_DATASET CONTENT:_
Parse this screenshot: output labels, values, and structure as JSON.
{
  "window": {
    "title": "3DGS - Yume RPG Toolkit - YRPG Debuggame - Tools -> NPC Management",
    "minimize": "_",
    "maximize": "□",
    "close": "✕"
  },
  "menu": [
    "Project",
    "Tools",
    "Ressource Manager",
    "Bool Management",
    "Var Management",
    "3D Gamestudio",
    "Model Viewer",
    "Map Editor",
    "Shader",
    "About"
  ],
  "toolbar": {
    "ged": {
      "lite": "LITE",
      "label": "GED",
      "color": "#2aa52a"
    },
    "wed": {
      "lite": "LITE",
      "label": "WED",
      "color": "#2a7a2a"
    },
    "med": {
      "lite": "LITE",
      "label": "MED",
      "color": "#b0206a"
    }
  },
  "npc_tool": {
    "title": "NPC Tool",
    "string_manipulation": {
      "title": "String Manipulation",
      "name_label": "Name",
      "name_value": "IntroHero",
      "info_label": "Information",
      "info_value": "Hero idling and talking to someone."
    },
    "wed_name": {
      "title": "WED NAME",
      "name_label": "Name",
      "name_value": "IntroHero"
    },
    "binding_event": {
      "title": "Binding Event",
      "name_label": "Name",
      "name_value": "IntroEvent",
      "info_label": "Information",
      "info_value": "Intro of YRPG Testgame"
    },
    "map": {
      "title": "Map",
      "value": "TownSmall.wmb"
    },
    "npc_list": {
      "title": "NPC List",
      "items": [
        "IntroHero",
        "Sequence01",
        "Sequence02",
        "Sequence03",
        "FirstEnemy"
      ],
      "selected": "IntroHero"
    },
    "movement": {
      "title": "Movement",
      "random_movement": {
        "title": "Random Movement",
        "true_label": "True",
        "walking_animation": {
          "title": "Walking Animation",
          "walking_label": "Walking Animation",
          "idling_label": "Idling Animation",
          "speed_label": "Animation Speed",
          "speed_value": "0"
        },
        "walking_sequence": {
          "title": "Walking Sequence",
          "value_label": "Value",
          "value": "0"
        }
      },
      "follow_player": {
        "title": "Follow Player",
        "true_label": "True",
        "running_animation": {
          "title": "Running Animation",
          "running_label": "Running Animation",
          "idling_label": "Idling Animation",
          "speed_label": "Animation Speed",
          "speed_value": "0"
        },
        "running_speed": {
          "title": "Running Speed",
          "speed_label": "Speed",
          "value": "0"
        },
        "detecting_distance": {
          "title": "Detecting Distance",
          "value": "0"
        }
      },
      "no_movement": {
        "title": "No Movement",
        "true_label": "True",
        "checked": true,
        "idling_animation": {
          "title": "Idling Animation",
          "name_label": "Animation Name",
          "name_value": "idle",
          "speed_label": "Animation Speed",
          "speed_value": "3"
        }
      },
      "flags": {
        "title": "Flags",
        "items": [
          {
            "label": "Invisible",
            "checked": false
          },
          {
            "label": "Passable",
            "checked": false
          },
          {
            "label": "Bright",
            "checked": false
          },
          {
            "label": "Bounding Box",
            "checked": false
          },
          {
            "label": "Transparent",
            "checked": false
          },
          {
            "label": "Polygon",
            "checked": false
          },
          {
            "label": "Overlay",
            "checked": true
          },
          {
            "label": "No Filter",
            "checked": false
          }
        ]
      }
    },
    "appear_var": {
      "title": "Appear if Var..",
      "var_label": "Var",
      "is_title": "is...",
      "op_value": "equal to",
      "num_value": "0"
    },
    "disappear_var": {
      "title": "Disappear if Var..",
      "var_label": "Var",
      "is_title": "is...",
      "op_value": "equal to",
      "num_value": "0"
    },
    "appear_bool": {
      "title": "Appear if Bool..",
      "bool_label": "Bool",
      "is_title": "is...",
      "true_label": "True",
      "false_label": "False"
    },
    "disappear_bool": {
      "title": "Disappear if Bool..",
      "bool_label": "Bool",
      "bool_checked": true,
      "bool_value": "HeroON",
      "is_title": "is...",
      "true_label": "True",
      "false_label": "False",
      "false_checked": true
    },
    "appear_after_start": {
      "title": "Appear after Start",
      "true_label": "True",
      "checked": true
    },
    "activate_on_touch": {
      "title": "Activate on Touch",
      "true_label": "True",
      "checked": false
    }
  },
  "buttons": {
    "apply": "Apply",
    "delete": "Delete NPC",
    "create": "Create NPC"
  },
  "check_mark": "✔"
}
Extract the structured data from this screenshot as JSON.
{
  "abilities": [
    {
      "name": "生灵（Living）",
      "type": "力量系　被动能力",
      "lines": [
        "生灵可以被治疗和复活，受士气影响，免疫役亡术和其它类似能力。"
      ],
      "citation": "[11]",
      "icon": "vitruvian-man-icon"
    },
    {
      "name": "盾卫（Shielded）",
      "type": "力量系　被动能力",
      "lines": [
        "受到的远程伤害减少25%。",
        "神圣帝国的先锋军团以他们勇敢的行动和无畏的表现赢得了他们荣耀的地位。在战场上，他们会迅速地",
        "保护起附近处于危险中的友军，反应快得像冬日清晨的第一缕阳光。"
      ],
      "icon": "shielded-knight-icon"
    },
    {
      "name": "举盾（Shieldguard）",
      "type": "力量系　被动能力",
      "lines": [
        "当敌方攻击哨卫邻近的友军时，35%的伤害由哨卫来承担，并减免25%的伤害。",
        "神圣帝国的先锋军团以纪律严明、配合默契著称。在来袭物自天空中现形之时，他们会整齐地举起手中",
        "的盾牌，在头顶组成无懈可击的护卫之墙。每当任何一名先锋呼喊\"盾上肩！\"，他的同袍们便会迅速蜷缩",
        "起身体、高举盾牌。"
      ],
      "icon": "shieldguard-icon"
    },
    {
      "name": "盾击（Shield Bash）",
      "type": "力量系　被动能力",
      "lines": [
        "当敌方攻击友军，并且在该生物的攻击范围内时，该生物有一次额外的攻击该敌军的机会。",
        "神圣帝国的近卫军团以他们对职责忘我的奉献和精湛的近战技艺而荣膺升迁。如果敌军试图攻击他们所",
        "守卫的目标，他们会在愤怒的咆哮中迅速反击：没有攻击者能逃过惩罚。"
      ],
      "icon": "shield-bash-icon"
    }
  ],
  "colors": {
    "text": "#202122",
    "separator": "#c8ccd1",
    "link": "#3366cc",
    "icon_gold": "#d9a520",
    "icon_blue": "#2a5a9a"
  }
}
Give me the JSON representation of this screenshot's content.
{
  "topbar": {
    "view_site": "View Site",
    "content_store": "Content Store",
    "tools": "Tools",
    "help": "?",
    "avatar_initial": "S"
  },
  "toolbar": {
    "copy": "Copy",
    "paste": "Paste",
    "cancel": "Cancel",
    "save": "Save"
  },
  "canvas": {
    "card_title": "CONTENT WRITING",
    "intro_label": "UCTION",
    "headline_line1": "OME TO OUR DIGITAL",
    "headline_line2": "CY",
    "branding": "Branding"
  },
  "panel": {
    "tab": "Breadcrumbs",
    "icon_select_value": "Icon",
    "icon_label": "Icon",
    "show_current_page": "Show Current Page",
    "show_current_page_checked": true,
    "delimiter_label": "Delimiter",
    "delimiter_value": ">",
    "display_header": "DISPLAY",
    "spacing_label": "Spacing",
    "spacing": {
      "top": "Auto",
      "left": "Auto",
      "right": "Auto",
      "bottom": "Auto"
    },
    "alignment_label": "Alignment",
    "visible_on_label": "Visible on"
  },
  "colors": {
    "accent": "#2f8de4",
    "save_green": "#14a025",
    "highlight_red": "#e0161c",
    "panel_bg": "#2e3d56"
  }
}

_BRIEF:_
Copy out each line exactly.

_RESPONSE TO THE EXERCISE:_
Parse this screenshot: output labels, values, and structure as JSON.
{
  "window": {
    "title": "3DGS - Yume RPG Toolkit - YRPG Debuggame - Tools -> NPC Management",
    "minimize": "_",
    "maximize": "□",
    "close": "✕"
  },
  "menu": [
    "Project",
    "Tools",
    "Ressource Manager",
    "Bool Management",
    "Var Management",
    "3D Gamestudio",
    "Model Viewer",
    "Map Editor",
    "Shader",
    "About"
  ],
  "toolbar": {
    "ged": {
      "lite": "LITE",
      "label": "GED",
      "color": "#2aa52a"
    },
    "wed": {
      "lite": "LITE",
      "label": "WED",
      "color": "#2a7a2a"
    },
    "med": {
      "lite": "LITE",
      "label": "MED",
      "color": "#b0206a"
    }
  },
  "npc_tool": {
    "title": "NPC Tool",
    "string_manipulation": {
      "title": "String Manipulation",
      "name_label": "Name",
      "name_value": "IntroHero",
      "info_label": "Information",
      "info_value": "Hero idling and talking to someone."
    },
    "wed_name": {
      "title": "WED NAME",
      "name_label": "Name",
      "name_value": "IntroHero"
    },
    "binding_event": {
      "title": "Binding Event",
      "name_label": "Name",
      "name_value": "IntroEvent",
      "info_label": "Information",
      "info_value": "Intro of YRPG Testgame"
    },
    "map": {
      "title": "Map",
      "value": "TownSmall.wmb"
    },
    "npc_list": {
      "title": "NPC List",
      "items": [
        "IntroHero",
        "Sequence01",
        "Sequence02",
        "Sequence03",
        "FirstEnemy"
      ],
      "selected": "IntroHero"
    },
    "movement": {
      "title": "Movement",
      "random_movement": {
        "title": "Random Movement",
        "true_label": "True",
        "walking_animation": {
          "title": "Walking Animation",
          "walking_label": "Walking Animation",
          "idling_label": "Idling Animation",
          "speed_label": "Animation Speed",
          "speed_value": "0"
        },
        "walking_sequence": {
          "title": "Walking Sequence",
          "value_label": "Value",
          "value": "0"
        }
      },
      "follow_player": {
        "title": "Follow Player",
        "true_label": "True",
        "running_animation": {
          "title": "Running Animation",
          "running_label": "Running Animation",
          "idling_label": "Idling Animation",
          "speed_label": "Animation Speed",
          "speed_value": "0"
        },
        "running_speed": {
          "title": "Running Speed",
          "speed_label": "Speed",
          "value": "0"
        },
        "detecting_distance": {
          "title": "Detecting Distance",
          "value": "0"
        }
      },
      "no_movement": {
        "title": "No Movement",
        "true_label": "True",
        "checked": true,
        "idling_animation": {
          "title": "Idling Animation",
          "name_label": "Animation Name",
          "name_value": "idle",
          "speed_label": "Animation Speed",
          "speed_value": "3"
        }
      },
      "flags": {
        "title": "Flags",
        "items": [
          {
            "label": "Invisible",
            "checked": false
          },
          {
            "label": "Passable",
            "checked": false
          },
          {
            "label": "Bright",
            "checked": false
          },
          {
            "label": "Bounding Box",
            "checked": false
          },
          {
            "label": "Transparent",
            "checked": false
          },
          {
            "label": "Polygon",
            "checked": false
          },
          {
            "label": "Overlay",
            "checked": true
          },
          {
            "label": "No Filter",
            "checked": false
          }
        ]
      }
    },
    "appear_var": {
      "title": "Appear if Var..",
      "var_label": "Var",
      "is_title": "is...",
      "op_value": "equal to",
      "num_value": "0"
    },
    "disappear_var": {
      "title": "Disappear if Var..",
      "var_label": "Var",
      "is_title": "is...",
      "op_value": "equal to",
      "num_value": "0"
    },
    "appear_bool": {
      "title": "Appear if Bool..",
      "bool_label": "Bool",
      "is_title": "is...",
      "true_label": "True",
      "false_label": "False"
    },
    "disappear_bool": {
      "title": "Disappear if Bool..",
      "bool_label": "Bool",
      "bool_checked": true,
      "bool_value": "HeroON",
      "is_title": "is...",
      "true_label": "True",
      "false_label": "False",
      "false_checked": true
    },
    "appear_after_start": {
      "title": "Appear after Start",
      "true_label": "True",
      "checked": true
    },
    "activate_on_touch": {
      "title": "Activate on Touch",
      "true_label": "True",
      "checked": false
    }
  },
  "buttons": {
    "apply": "Apply",
    "delete": "Delete NPC",
    "create": "Create NPC"
  },
  "check_mark": "✔"
}
Extract the structured data from this screenshot as JSON.
{
  "abilities": [
    {
      "name": "生灵（Living）",
      "type": "力量系　被动能力",
      "lines": [
        "生灵可以被治疗和复活，受士气影响，免疫役亡术和其它类似能力。"
      ],
      "citation": "[11]",
      "icon": "vitruvian-man-icon"
    },
    {
      "name": "盾卫（Shielded）",
      "type": "力量系　被动能力",
      "lines": [
        "受到的远程伤害减少25%。",
        "神圣帝国的先锋军团以他们勇敢的行动和无畏的表现赢得了他们荣耀的地位。在战场上，他们会迅速地",
        "保护起附近处于危险中的友军，反应快得像冬日清晨的第一缕阳光。"
      ],
      "icon": "shielded-knight-icon"
    },
    {
      "name": "举盾（Shieldguard）",
      "type": "力量系　被动能力",
      "lines": [
        "当敌方攻击哨卫邻近的友军时，35%的伤害由哨卫来承担，并减免25%的伤害。",
        "神圣帝国的先锋军团以纪律严明、配合默契著称。在来袭物自天空中现形之时，他们会整齐地举起手中",
        "的盾牌，在头顶组成无懈可击的护卫之墙。每当任何一名先锋呼喊\"盾上肩！\"，他的同袍们便会迅速蜷缩",
        "起身体、高举盾牌。"
      ],
      "icon": "shieldguard-icon"
    },
    {
      "name": "盾击（Shield Bash）",
      "type": "力量系　被动能力",
      "lines": [
        "当敌方攻击友军，并且在该生物的攻击范围内时，该生物有一次额外的攻击该敌军的机会。",
        "神圣帝国的近卫军团以他们对职责忘我的奉献和精湛的近战技艺而荣膺升迁。如果敌军试图攻击他们所",
        "守卫的目标，他们会在愤怒的咆哮中迅速反击：没有攻击者能逃过惩罚。"
      ],
      "icon": "shield-bash-icon"
    }
  ],
  "colors": {
    "text": "#202122",
    "separator": "#c8ccd1",
    "link": "#3366cc",
    "icon_gold": "#d9a520",
    "icon_blue": "#2a5a9a"
  }
}
Give me the JSON representation of this screenshot's content.
{
  "topbar": {
    "view_site": "View Site",
    "content_store": "Content Store",
    "tools": "Tools",
    "help": "?",
    "avatar_initial": "S"
  },
  "toolbar": {
    "copy": "Copy",
    "paste": "Paste",
    "cancel": "Cancel",
    "save": "Save"
  },
  "canvas": {
    "card_title": "CONTENT WRITING",
    "intro_label": "UCTION",
    "headline_line1": "OME TO OUR DIGITAL",
    "headline_line2": "CY",
    "branding": "Branding"
  },
  "panel": {
    "tab": "Breadcrumbs",
    "icon_select_value": "Icon",
    "icon_label": "Icon",
    "show_current_page": "Show Current Page",
    "show_current_page_checked": true,
    "delimiter_label": "Delimiter",
    "delimiter_value": ">",
    "display_header": "DISPLAY",
    "spacing_label": "Spacing",
    "spacing": {
      "top": "Auto",
      "left": "Auto",
      "right": "Auto",
      "bottom": "Auto"
    },
    "alignment_label": "Alignment",
    "visible_on_label": "Visible on"
  },
  "colors": {
    "accent": "#2f8de4",
    "save_green": "#14a025",
    "highlight_red": "#e0161c",
    "panel_bg": "#2e3d56"
  }
}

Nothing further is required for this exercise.